** begin Records shown **
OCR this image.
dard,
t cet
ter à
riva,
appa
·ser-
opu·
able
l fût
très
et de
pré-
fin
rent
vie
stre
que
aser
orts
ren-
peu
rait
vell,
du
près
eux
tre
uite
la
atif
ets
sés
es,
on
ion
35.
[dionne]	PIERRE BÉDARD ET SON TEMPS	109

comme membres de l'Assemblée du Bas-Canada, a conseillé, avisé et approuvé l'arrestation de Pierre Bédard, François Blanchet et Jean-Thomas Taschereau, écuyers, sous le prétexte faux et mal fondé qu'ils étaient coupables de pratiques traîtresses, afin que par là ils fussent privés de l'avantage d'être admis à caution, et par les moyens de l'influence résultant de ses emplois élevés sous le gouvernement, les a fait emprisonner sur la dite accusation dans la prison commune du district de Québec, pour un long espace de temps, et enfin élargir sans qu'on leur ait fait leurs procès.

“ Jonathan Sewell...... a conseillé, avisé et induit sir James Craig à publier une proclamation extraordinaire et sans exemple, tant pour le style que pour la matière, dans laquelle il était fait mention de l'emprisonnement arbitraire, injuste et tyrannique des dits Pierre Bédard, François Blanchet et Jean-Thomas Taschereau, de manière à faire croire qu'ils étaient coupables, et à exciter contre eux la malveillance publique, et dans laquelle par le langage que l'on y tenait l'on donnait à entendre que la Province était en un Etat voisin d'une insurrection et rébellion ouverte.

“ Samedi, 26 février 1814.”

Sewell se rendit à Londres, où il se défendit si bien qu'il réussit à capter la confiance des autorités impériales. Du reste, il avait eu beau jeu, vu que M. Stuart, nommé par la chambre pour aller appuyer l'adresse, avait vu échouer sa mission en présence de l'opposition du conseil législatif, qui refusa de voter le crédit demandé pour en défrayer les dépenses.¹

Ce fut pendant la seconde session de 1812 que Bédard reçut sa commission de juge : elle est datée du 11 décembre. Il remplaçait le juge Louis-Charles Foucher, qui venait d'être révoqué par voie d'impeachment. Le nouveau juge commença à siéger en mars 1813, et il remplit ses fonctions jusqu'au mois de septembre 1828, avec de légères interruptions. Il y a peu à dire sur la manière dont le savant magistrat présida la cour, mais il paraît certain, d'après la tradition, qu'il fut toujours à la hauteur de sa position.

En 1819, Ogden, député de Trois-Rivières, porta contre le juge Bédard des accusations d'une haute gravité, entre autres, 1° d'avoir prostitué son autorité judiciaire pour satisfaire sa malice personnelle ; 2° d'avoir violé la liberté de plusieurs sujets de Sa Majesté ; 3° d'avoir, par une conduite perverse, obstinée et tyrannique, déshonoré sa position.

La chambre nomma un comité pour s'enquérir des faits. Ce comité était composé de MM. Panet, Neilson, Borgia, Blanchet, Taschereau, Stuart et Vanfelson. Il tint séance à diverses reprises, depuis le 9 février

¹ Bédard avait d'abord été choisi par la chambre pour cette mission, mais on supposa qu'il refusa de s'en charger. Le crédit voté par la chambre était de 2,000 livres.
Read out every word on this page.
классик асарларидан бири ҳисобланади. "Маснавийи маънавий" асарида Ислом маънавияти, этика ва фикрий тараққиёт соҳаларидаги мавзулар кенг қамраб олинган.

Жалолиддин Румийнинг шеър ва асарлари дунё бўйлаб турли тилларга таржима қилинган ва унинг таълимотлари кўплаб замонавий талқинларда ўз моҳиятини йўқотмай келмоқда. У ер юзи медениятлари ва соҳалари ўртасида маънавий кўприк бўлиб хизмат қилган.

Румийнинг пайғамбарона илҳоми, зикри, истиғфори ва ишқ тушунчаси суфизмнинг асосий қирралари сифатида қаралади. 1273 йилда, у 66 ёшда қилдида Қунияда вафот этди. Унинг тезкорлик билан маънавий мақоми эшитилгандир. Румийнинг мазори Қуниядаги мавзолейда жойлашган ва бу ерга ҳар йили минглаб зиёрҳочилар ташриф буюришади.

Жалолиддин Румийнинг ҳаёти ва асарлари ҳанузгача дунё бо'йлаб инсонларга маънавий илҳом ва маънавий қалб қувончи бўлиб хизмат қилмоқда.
** end Records shown **
■ Stated exercise
Output, unchanged, the lines from the line with "Read out every word on this page." through the final line of the material.

■ Exercise output
Read out every word on this page.
классик асарларидан бири ҳисобланади. "Маснавийи маънавий" асарида Ислом маънавияти, этика ва фикрий тараққиёт соҳаларидаги мавзулар кенг қамраб олинган.

Жалолиддин Румийнинг шеър ва асарлари дунё бўйлаб турли тилларга таржима қилинган ва унинг таълимотлари кўплаб замонавий талқинларда ўз моҳиятини йўқотмай келмоқда. У ер юзи медениятлари ва соҳалари ўртасида маънавий кўприк бўлиб хизмат қилган.

Румийнинг пайғамбарона илҳоми, зикри, истиғфори ва ишқ тушунчаси суфизмнинг асосий қирралари сифатида қаралади. 1273 йилда, у 66 ёшда қилдида Қунияда вафот этди. Унинг тезкорлик билан маънавий мақоми эшитилгандир. Румийнинг мазори Қуниядаги мавзолейда жойлашган ва бу ерга ҳар йили минглаб зиёрҳочилар ташриф буюришади.

Жалолиддин Румийнинг ҳаёти ва асарлари ҳанузгача дунё бо'йлаб инсонларга маънавий илҳом ва маънавий қалб қувончи бўлиб хизмат қилмоқда.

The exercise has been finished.